STATED EXERCISE: Your task is to print all of the material verbatim.

RECORDS TO PROCESS:
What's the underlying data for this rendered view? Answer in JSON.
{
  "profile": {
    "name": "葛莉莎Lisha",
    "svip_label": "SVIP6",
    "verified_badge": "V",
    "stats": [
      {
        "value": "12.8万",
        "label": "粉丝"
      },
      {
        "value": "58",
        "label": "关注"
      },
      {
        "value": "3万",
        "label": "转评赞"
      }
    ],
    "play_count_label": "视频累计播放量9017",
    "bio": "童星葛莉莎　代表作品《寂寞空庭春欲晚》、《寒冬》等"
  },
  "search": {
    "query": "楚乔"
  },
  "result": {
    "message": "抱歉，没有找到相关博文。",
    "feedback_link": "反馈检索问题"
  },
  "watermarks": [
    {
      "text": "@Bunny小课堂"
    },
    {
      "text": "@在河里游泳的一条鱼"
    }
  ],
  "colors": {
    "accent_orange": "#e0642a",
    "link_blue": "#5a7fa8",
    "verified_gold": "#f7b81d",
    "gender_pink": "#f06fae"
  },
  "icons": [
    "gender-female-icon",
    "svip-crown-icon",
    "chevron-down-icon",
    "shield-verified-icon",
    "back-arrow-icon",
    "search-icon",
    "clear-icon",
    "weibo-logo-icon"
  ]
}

COMPLETE OUTPUT:
What's the underlying data for this rendered view? Answer in JSON.
{
  "profile": {
    "name": "葛莉莎Lisha",
    "svip_label": "SVIP6",
    "verified_badge": "V",
    "stats": [
      {
        "value": "12.8万",
        "label": "粉丝"
      },
      {
        "value": "58",
        "label": "关注"
      },
      {
        "value": "3万",
        "label": "转评赞"
      }
    ],
    "play_count_label": "视频累计播放量9017",
    "bio": "童星葛莉莎　代表作品《寂寞空庭春欲晚》、《寒冬》等"
  },
  "search": {
    "query": "楚乔"
  },
  "result": {
    "message": "抱歉，没有找到相关博文。",
    "feedback_link": "反馈检索问题"
  },
  "watermarks": [
    {
      "text": "@Bunny小课堂"
    },
    {
      "text": "@在河里游泳的一条鱼"
    }
  ],
  "colors": {
    "accent_orange": "#e0642a",
    "link_blue": "#5a7fa8",
    "verified_gold": "#f7b81d",
    "gender_pink": "#f06fae"
  },
  "icons": [
    "gender-female-icon",
    "svip-crown-icon",
    "chevron-down-icon",
    "shield-verified-icon",
    "back-arrow-icon",
    "search-icon",
    "clear-icon",
    "weibo-logo-icon"
  ]
}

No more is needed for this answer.